NAME
loggrep - quickly find relevant lines in a log searching by date
VERSION
version 0.002
SYNOPSIS
loggrep --start <date> --end <date> [ --include <pattern> ]+ [ --exclude <pattern> ]+ <file>
DESCRIPTION
loggrep allows one to search for lines in a file that match particular patterns. In this it is like grep and ack and many other utilities. The functionality it adds is an ability to narrow the search window to those lines that fall within temporal limits. It can find these limits quickly by a variety of binary search, allowing one to search very large log files efficiently. This requires, of course, that the lines in the file (usually) have times stamps which (usually) are in sequence and parsable in a common way.
Loggrep searches for an initial temporal limit by estimating the line offset for the line sought based on the marginal timestamps of the search region and the assumption that lines are added at a roughly constant rate. This candidate line is found; then the nearest line bearing a timestamp is sought. This time is compared the to target time and the process is repeated within the new search region until either the target time is found or the search region cannot be narrowed further.
OPTIONS
Run loggrep with the --help
option to see the option default values, if any.

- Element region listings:
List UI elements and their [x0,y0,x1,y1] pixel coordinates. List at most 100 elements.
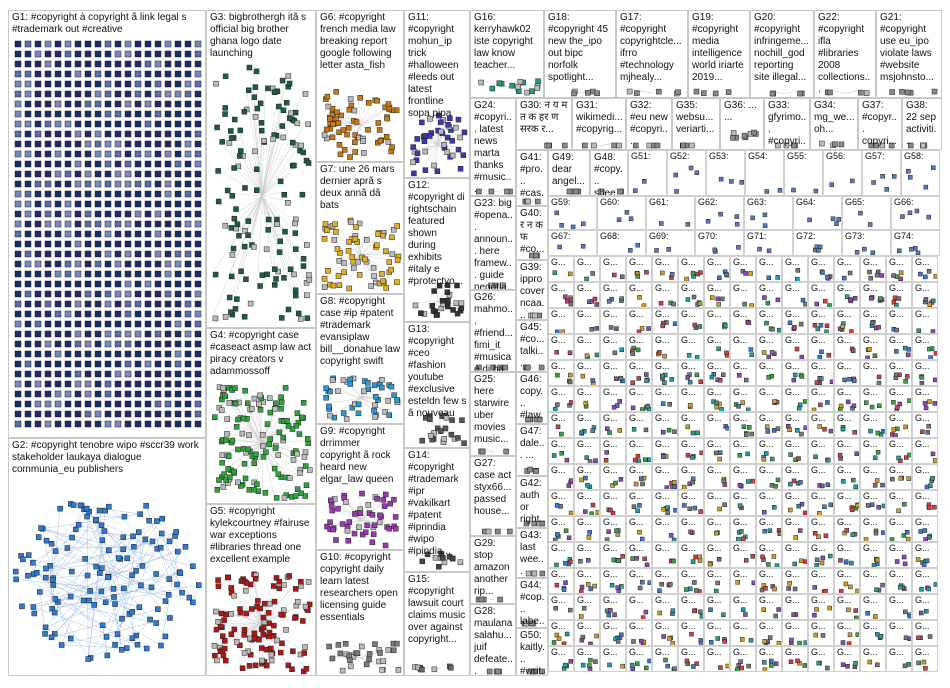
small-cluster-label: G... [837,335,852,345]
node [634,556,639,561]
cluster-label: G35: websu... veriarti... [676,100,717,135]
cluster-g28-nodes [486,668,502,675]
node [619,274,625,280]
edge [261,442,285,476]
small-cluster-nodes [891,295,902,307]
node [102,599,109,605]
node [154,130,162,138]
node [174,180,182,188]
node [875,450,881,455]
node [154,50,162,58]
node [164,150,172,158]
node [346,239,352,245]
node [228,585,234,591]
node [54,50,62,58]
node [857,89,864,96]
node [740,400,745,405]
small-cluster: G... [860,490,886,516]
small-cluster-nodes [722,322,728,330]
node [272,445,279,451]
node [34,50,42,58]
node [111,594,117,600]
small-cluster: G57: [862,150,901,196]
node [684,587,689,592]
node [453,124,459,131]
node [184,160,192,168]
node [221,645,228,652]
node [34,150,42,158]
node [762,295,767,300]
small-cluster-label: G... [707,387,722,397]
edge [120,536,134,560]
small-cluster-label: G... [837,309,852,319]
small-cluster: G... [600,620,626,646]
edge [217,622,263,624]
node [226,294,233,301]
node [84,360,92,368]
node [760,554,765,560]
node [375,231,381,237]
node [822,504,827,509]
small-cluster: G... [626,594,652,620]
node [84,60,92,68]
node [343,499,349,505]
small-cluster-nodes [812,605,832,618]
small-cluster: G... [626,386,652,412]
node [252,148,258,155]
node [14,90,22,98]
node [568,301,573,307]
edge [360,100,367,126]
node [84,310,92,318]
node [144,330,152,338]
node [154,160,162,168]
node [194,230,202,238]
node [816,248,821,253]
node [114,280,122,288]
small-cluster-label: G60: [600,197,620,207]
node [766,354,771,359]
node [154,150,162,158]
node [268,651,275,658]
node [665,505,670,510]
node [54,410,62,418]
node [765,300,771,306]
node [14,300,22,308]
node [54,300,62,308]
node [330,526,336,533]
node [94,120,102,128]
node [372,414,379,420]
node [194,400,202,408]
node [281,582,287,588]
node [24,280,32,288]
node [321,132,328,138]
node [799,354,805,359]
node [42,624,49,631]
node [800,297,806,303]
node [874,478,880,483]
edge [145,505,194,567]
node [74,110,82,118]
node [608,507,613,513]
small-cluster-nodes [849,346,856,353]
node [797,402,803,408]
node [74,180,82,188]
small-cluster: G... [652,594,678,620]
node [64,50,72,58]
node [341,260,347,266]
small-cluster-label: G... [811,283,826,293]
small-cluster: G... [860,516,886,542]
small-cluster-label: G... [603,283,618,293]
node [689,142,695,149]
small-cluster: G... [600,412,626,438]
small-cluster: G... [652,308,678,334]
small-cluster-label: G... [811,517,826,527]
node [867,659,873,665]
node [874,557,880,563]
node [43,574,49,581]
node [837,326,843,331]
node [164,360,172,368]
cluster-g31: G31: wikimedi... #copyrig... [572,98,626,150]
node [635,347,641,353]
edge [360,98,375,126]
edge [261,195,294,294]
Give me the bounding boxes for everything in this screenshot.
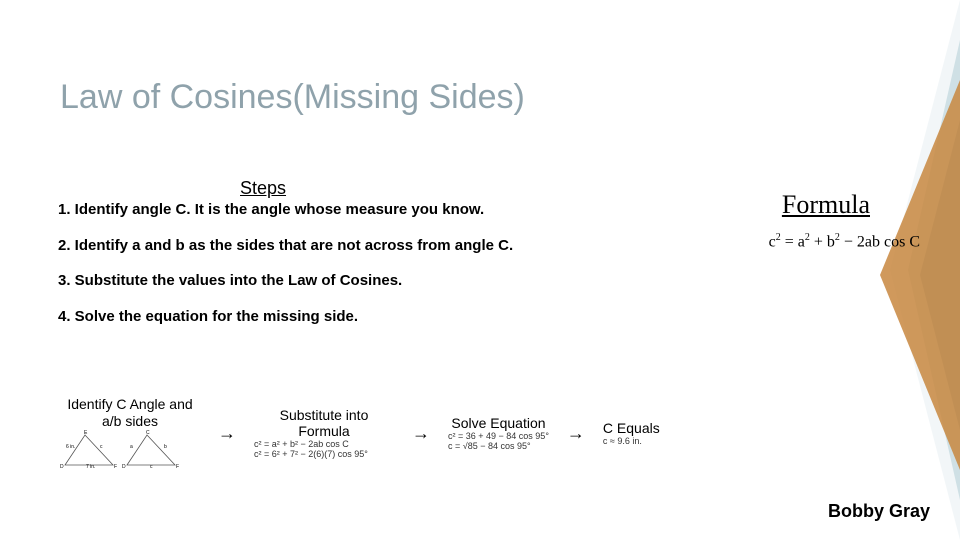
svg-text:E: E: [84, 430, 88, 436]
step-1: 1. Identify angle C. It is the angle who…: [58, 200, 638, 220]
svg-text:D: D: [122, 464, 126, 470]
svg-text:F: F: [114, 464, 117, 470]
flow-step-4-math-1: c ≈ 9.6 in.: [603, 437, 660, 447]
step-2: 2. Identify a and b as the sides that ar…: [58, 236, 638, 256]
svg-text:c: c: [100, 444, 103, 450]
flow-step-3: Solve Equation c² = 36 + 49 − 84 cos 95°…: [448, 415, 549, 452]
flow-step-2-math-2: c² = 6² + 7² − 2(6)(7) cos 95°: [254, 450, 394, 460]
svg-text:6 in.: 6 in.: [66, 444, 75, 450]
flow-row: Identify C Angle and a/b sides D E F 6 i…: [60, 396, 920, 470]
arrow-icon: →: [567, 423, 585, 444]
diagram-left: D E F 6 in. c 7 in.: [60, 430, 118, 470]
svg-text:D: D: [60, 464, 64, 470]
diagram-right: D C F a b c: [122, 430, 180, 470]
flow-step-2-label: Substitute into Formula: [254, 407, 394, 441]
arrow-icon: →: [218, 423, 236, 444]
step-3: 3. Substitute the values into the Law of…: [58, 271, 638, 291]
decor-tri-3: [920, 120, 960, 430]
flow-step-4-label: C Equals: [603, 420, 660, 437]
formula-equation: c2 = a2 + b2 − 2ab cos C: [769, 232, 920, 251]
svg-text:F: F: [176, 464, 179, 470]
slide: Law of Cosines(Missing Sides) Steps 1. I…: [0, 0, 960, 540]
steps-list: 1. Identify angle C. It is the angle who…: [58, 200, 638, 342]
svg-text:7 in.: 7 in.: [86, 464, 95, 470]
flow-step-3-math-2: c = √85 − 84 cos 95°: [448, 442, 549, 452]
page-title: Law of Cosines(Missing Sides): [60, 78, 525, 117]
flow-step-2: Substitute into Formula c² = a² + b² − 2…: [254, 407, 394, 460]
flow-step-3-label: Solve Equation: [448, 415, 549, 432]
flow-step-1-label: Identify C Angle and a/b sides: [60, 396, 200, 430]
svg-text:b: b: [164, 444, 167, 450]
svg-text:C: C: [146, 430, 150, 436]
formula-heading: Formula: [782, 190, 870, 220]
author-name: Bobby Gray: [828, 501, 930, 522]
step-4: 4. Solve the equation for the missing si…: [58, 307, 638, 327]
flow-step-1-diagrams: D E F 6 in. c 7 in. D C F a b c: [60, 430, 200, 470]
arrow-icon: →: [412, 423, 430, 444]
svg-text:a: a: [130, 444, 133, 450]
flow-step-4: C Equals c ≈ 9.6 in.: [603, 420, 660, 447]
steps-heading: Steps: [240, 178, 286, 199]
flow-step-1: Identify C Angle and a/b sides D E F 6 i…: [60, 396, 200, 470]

- WRITTEN TASK A: In the loggrep documentation, what assumption about how lines are added does loggrep use to estimate the line offset?
- WRITTEN TASK B: Reproduce the part of the loggrep documentation between "Loggrep searches for" and "values, if any.", inclusive.
The entries are not required for any of this work.

- COMPLETE ANSWER A: It assumes that lines are added at a roughly constant rate.

- COMPLETE ANSWER B:
Loggrep searches for an initial temporal limit by estimating the line offset for the line sought based on the marginal timestamps of the search region and the assumption that lines are added at a roughly constant rate. This candidate line is found; then the nearest line bearing a timestamp is sought. This time is compared the to target time and the process is repeated within the new search region until either the target time is found or the search region cannot be narrowed further.
OPTIONS
Run loggrep with the --help
option to see the option default values, if any.